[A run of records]
>> START
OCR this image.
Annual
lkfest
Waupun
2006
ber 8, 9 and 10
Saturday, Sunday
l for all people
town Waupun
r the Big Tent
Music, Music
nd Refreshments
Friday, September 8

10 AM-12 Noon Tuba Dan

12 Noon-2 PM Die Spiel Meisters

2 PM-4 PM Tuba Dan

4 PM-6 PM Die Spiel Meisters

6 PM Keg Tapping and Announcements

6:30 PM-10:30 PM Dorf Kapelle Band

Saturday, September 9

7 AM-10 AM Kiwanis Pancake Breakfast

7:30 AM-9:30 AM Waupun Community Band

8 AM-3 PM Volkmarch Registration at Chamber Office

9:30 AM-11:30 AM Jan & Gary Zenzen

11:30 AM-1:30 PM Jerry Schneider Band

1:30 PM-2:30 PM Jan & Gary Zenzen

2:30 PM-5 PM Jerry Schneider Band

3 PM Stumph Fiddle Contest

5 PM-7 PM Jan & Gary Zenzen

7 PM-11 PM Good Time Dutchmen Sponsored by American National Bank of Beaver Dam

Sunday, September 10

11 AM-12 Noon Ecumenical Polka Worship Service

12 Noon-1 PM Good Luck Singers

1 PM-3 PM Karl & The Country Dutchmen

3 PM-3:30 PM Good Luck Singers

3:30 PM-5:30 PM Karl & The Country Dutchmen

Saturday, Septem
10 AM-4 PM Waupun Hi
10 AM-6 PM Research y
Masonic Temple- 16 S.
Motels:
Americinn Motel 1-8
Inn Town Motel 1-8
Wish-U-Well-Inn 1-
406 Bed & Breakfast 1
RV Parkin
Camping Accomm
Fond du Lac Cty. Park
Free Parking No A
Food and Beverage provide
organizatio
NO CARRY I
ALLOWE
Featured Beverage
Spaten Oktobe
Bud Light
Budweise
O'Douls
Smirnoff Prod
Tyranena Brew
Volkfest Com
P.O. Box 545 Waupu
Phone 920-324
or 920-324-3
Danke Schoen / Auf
>> END
| Your objective |
Copy the data above in full, character for character.

| Solved exercise |
OCR this image.
Annual
lkfest
Waupun
2006
ber 8, 9 and 10
Saturday, Sunday
l for all people
town Waupun
r the Big Tent
Music, Music
nd Refreshments
Friday, September 8

10 AM-12 Noon Tuba Dan

12 Noon-2 PM Die Spiel Meisters

2 PM-4 PM Tuba Dan

4 PM-6 PM Die Spiel Meisters

6 PM Keg Tapping and Announcements

6:30 PM-10:30 PM Dorf Kapelle Band

Saturday, September 9

7 AM-10 AM Kiwanis Pancake Breakfast

7:30 AM-9:30 AM Waupun Community Band

8 AM-3 PM Volkmarch Registration at Chamber Office

9:30 AM-11:30 AM Jan & Gary Zenzen

11:30 AM-1:30 PM Jerry Schneider Band

1:30 PM-2:30 PM Jan & Gary Zenzen

2:30 PM-5 PM Jerry Schneider Band

3 PM Stumph Fiddle Contest

5 PM-7 PM Jan & Gary Zenzen

7 PM-11 PM Good Time Dutchmen Sponsored by American National Bank of Beaver Dam

Sunday, September 10

11 AM-12 Noon Ecumenical Polka Worship Service

12 Noon-1 PM Good Luck Singers

1 PM-3 PM Karl & The Country Dutchmen

3 PM-3:30 PM Good Luck Singers

3:30 PM-5:30 PM Karl & The Country Dutchmen

Saturday, Septem
10 AM-4 PM Waupun Hi
10 AM-6 PM Research y
Masonic Temple- 16 S.
Motels:
Americinn Motel 1-8
Inn Town Motel 1-8
Wish-U-Well-Inn 1-
406 Bed & Breakfast 1
RV Parkin
Camping Accomm
Fond du Lac Cty. Park
Free Parking No A
Food and Beverage provide
organizatio
NO CARRY I
ALLOWE
Featured Beverage
Spaten Oktobe
Bud Light
Budweise
O'Douls
Smirnoff Prod
Tyranena Brew
Volkfest Com
P.O. Box 545 Waupu
Phone 920-324
or 920-324-3
Danke Schoen / Auf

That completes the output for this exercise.